What the task asks = Leave out the pictures and copy each record below exactly.

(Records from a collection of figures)
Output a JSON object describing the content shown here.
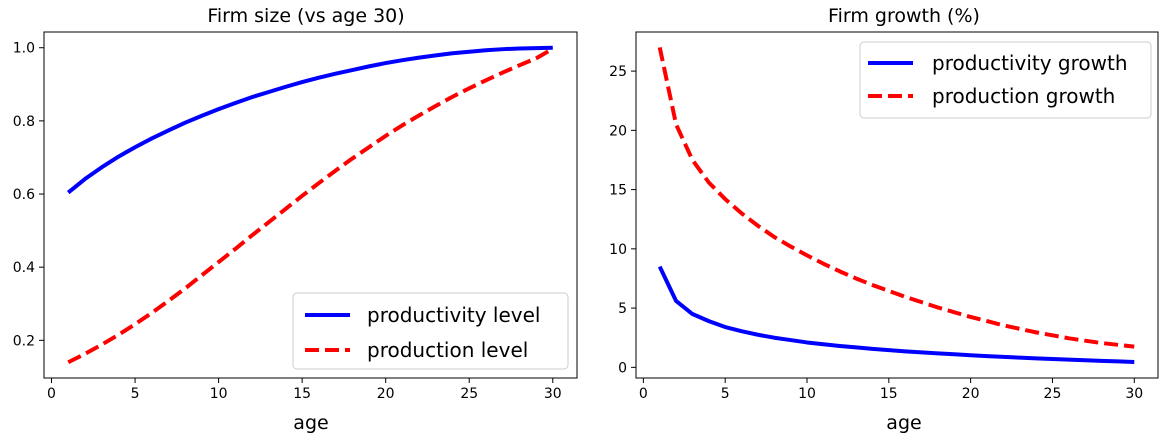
{
  "chart_data": [
    {
      "type": "line",
      "title": "Firm size (vs age 30)",
      "xlabel": "age",
      "ylabel": "",
      "xlim": [
        -0.45,
        31.45
      ],
      "ylim": [
        0.097,
        1.043
      ],
      "xticks": [
        0,
        5,
        10,
        15,
        20,
        25,
        30
      ],
      "xtick_labels": [
        "0",
        "5",
        "10",
        "15",
        "20",
        "25",
        "30"
      ],
      "yticks": [
        0.2,
        0.4,
        0.6,
        0.8,
        1.0
      ],
      "ytick_labels": [
        "0.2",
        "0.4",
        "0.6",
        "0.8",
        "1.0"
      ],
      "grid": false,
      "legend_position": "lower-right",
      "x": [
        1,
        2,
        3,
        4,
        5,
        6,
        7,
        8,
        9,
        10,
        11,
        12,
        13,
        14,
        15,
        16,
        17,
        18,
        19,
        20,
        21,
        22,
        23,
        24,
        25,
        26,
        27,
        28,
        29,
        30
      ],
      "series": [
        {
          "name": "productivity level",
          "color": "#0000ff",
          "style": "solid",
          "values": [
            0.604,
            0.641,
            0.673,
            0.702,
            0.728,
            0.752,
            0.774,
            0.795,
            0.814,
            0.832,
            0.849,
            0.865,
            0.879,
            0.893,
            0.906,
            0.918,
            0.929,
            0.939,
            0.949,
            0.958,
            0.966,
            0.973,
            0.979,
            0.985,
            0.989,
            0.993,
            0.996,
            0.998,
            0.999,
            1.0
          ]
        },
        {
          "name": "production level",
          "color": "#ff0000",
          "style": "dashed",
          "values": [
            0.14,
            0.163,
            0.188,
            0.215,
            0.244,
            0.275,
            0.308,
            0.342,
            0.378,
            0.414,
            0.45,
            0.487,
            0.523,
            0.559,
            0.595,
            0.63,
            0.664,
            0.697,
            0.728,
            0.759,
            0.788,
            0.815,
            0.841,
            0.866,
            0.889,
            0.911,
            0.932,
            0.952,
            0.971,
            0.997
          ]
        }
      ]
    },
    {
      "type": "line",
      "title": "Firm growth (%)",
      "xlabel": "age",
      "ylabel": "",
      "xlim": [
        -0.45,
        31.45
      ],
      "ylim": [
        -0.9,
        28.3
      ],
      "xticks": [
        0,
        5,
        10,
        15,
        20,
        25,
        30
      ],
      "xtick_labels": [
        "0",
        "5",
        "10",
        "15",
        "20",
        "25",
        "30"
      ],
      "yticks": [
        0,
        5,
        10,
        15,
        20,
        25
      ],
      "ytick_labels": [
        "0",
        "5",
        "10",
        "15",
        "20",
        "25"
      ],
      "grid": false,
      "legend_position": "upper-right",
      "x": [
        1,
        2,
        3,
        4,
        5,
        6,
        7,
        8,
        9,
        10,
        11,
        12,
        13,
        14,
        15,
        16,
        17,
        18,
        19,
        20,
        21,
        22,
        23,
        24,
        25,
        26,
        27,
        28,
        29,
        30
      ],
      "series": [
        {
          "name": "productivity growth",
          "color": "#0000ff",
          "style": "solid",
          "values": [
            8.5,
            5.6,
            4.5,
            3.9,
            3.4,
            3.05,
            2.75,
            2.5,
            2.3,
            2.1,
            1.95,
            1.8,
            1.68,
            1.56,
            1.45,
            1.35,
            1.26,
            1.18,
            1.1,
            1.02,
            0.95,
            0.88,
            0.82,
            0.76,
            0.7,
            0.65,
            0.6,
            0.55,
            0.5,
            0.45
          ]
        },
        {
          "name": "production growth",
          "color": "#ff0000",
          "style": "dashed",
          "values": [
            27.0,
            20.5,
            17.5,
            15.6,
            14.2,
            13.0,
            11.95,
            11.0,
            10.2,
            9.45,
            8.75,
            8.1,
            7.5,
            6.95,
            6.45,
            5.95,
            5.5,
            5.05,
            4.65,
            4.25,
            3.9,
            3.55,
            3.25,
            2.95,
            2.7,
            2.45,
            2.25,
            2.05,
            1.9,
            1.75
          ]
        }
      ]
    }
  ]
}
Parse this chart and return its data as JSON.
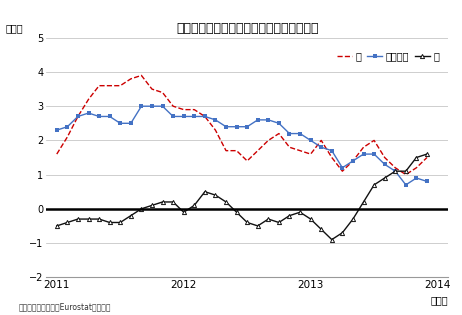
{
  "title": "日米欧の消費者物価上昇率（前年同月比）",
  "ylabel": "（％）",
  "xlabel_note": "（年）",
  "source_note": "（資料）米労働省、Eurostat、総務省",
  "ylim": [
    -2,
    5
  ],
  "yticks": [
    -2,
    -1,
    0,
    1,
    2,
    3,
    4,
    5
  ],
  "background_color": "#ffffff",
  "grid_color": "#bbbbbb",
  "us": [
    1.6,
    2.1,
    2.7,
    3.2,
    3.6,
    3.6,
    3.6,
    3.8,
    3.9,
    3.5,
    3.4,
    3.0,
    2.9,
    2.9,
    2.7,
    2.3,
    1.7,
    1.7,
    1.4,
    1.7,
    2.0,
    2.2,
    1.8,
    1.7,
    1.6,
    2.0,
    1.5,
    1.1,
    1.4,
    1.8,
    2.0,
    1.5,
    1.2,
    1.0,
    1.2,
    1.5
  ],
  "eu": [
    2.3,
    2.4,
    2.7,
    2.8,
    2.7,
    2.7,
    2.5,
    2.5,
    3.0,
    3.0,
    3.0,
    2.7,
    2.7,
    2.7,
    2.7,
    2.6,
    2.4,
    2.4,
    2.4,
    2.6,
    2.6,
    2.5,
    2.2,
    2.2,
    2.0,
    1.8,
    1.7,
    1.2,
    1.4,
    1.6,
    1.6,
    1.3,
    1.1,
    0.7,
    0.9,
    0.8
  ],
  "jp": [
    -0.5,
    -0.4,
    -0.3,
    -0.3,
    -0.3,
    -0.4,
    -0.4,
    -0.2,
    0.0,
    0.1,
    0.2,
    0.2,
    -0.1,
    0.1,
    0.5,
    0.4,
    0.2,
    -0.1,
    -0.4,
    -0.5,
    -0.3,
    -0.4,
    -0.2,
    -0.1,
    -0.3,
    -0.6,
    -0.9,
    -0.7,
    -0.3,
    0.2,
    0.7,
    0.9,
    1.1,
    1.1,
    1.5,
    1.6
  ],
  "us_color": "#cc0000",
  "eu_color": "#4472c4",
  "jp_color": "#111111",
  "zero_line_color": "#000000",
  "legend_labels": [
    "米",
    "ユーロ圏",
    "日"
  ],
  "xtick_years": [
    "2011",
    "2012",
    "2013",
    "2014"
  ]
}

Written response =
Output a JSON object describing the content shown here.
{
  "chart_data": [
    {
      "type": "line",
      "title": "Firm size (vs age 30)",
      "xlabel": "age",
      "ylabel": "",
      "xlim": [
        -0.45,
        31.45
      ],
      "ylim": [
        0.097,
        1.043
      ],
      "xticks": [
        0,
        5,
        10,
        15,
        20,
        25,
        30
      ],
      "xtick_labels": [
        "0",
        "5",
        "10",
        "15",
        "20",
        "25",
        "30"
      ],
      "yticks": [
        0.2,
        0.4,
        0.6,
        0.8,
        1.0
      ],
      "ytick_labels": [
        "0.2",
        "0.4",
        "0.6",
        "0.8",
        "1.0"
      ],
      "grid": false,
      "legend_position": "lower-right",
      "x": [
        1,
        2,
        3,
        4,
        5,
        6,
        7,
        8,
        9,
        10,
        11,
        12,
        13,
        14,
        15,
        16,
        17,
        18,
        19,
        20,
        21,
        22,
        23,
        24,
        25,
        26,
        27,
        28,
        29,
        30
      ],
      "series": [
        {
          "name": "productivity level",
          "color": "#0000ff",
          "style": "solid",
          "values": [
            0.604,
            0.641,
            0.673,
            0.702,
            0.728,
            0.752,
            0.774,
            0.795,
            0.814,
            0.832,
            0.849,
            0.865,
            0.879,
            0.893,
            0.906,
            0.918,
            0.929,
            0.939,
            0.949,
            0.958,
            0.966,
            0.973,
            0.979,
            0.985,
            0.989,
            0.993,
            0.996,
            0.998,
            0.999,
            1.0
          ]
        },
        {
          "name": "production level",
          "color": "#ff0000",
          "style": "dashed",
          "values": [
            0.14,
            0.163,
            0.188,
            0.215,
            0.244,
            0.275,
            0.308,
            0.342,
            0.378,
            0.414,
            0.45,
            0.487,
            0.523,
            0.559,
            0.595,
            0.63,
            0.664,
            0.697,
            0.728,
            0.759,
            0.788,
            0.815,
            0.841,
            0.866,
            0.889,
            0.911,
            0.932,
            0.952,
            0.971,
            0.997
          ]
        }
      ]
    },
    {
      "type": "line",
      "title": "Firm growth (%)",
      "xlabel": "age",
      "ylabel": "",
      "xlim": [
        -0.45,
        31.45
      ],
      "ylim": [
        -0.9,
        28.3
      ],
      "xticks": [
        0,
        5,
        10,
        15,
        20,
        25,
        30
      ],
      "xtick_labels": [
        "0",
        "5",
        "10",
        "15",
        "20",
        "25",
        "30"
      ],
      "yticks": [
        0,
        5,
        10,
        15,
        20,
        25
      ],
      "ytick_labels": [
        "0",
        "5",
        "10",
        "15",
        "20",
        "25"
      ],
      "grid": false,
      "legend_position": "upper-right",
      "x": [
        1,
        2,
        3,
        4,
        5,
        6,
        7,
        8,
        9,
        10,
        11,
        12,
        13,
        14,
        15,
        16,
        17,
        18,
        19,
        20,
        21,
        22,
        23,
        24,
        25,
        26,
        27,
        28,
        29,
        30
      ],
      "series": [
        {
          "name": "productivity growth",
          "color": "#0000ff",
          "style": "solid",
          "values": [
            8.5,
            5.6,
            4.5,
            3.9,
            3.4,
            3.05,
            2.75,
            2.5,
            2.3,
            2.1,
            1.95,
            1.8,
            1.68,
            1.56,
            1.45,
            1.35,
            1.26,
            1.18,
            1.1,
            1.02,
            0.95,
            0.88,
            0.82,
            0.76,
            0.7,
            0.65,
            0.6,
            0.55,
            0.5,
            0.45
          ]
        },
        {
          "name": "production growth",
          "color": "#ff0000",
          "style": "dashed",
          "values": [
            27.0,
            20.5,
            17.5,
            15.6,
            14.2,
            13.0,
            11.95,
            11.0,
            10.2,
            9.45,
            8.75,
            8.1,
            7.5,
            6.95,
            6.45,
            5.95,
            5.5,
            5.05,
            4.65,
            4.25,
            3.9,
            3.55,
            3.25,
            2.95,
            2.7,
            2.45,
            2.25,
            2.05,
            1.9,
            1.75
          ]
        }
      ]
    }
  ]
}
Parse this chart and return its data as JSON.
{
  "title": "日米欧の消費者物価上昇率（前年同月比）",
  "ylabel": "（％）",
  "xlabel_note": "（年）",
  "source_note": "（資料）米労働省、Eurostat、総務省",
  "ylim": [
    -2,
    5
  ],
  "yticks": [
    -2,
    -1,
    0,
    1,
    2,
    3,
    4,
    5
  ],
  "background_color": "#ffffff",
  "grid_color": "#bbbbbb",
  "us": [
    1.6,
    2.1,
    2.7,
    3.2,
    3.6,
    3.6,
    3.6,
    3.8,
    3.9,
    3.5,
    3.4,
    3.0,
    2.9,
    2.9,
    2.7,
    2.3,
    1.7,
    1.7,
    1.4,
    1.7,
    2.0,
    2.2,
    1.8,
    1.7,
    1.6,
    2.0,
    1.5,
    1.1,
    1.4,
    1.8,
    2.0,
    1.5,
    1.2,
    1.0,
    1.2,
    1.5
  ],
  "eu": [
    2.3,
    2.4,
    2.7,
    2.8,
    2.7,
    2.7,
    2.5,
    2.5,
    3.0,
    3.0,
    3.0,
    2.7,
    2.7,
    2.7,
    2.7,
    2.6,
    2.4,
    2.4,
    2.4,
    2.6,
    2.6,
    2.5,
    2.2,
    2.2,
    2.0,
    1.8,
    1.7,
    1.2,
    1.4,
    1.6,
    1.6,
    1.3,
    1.1,
    0.7,
    0.9,
    0.8
  ],
  "jp": [
    -0.5,
    -0.4,
    -0.3,
    -0.3,
    -0.3,
    -0.4,
    -0.4,
    -0.2,
    0.0,
    0.1,
    0.2,
    0.2,
    -0.1,
    0.1,
    0.5,
    0.4,
    0.2,
    -0.1,
    -0.4,
    -0.5,
    -0.3,
    -0.4,
    -0.2,
    -0.1,
    -0.3,
    -0.6,
    -0.9,
    -0.7,
    -0.3,
    0.2,
    0.7,
    0.9,
    1.1,
    1.1,
    1.5,
    1.6
  ],
  "us_color": "#cc0000",
  "eu_color": "#4472c4",
  "jp_color": "#111111",
  "zero_line_color": "#000000",
  "legend_labels": [
    "米",
    "ユーロ圏",
    "日"
  ],
  "xtick_years": [
    "2011",
    "2012",
    "2013",
    "2014"
  ]
}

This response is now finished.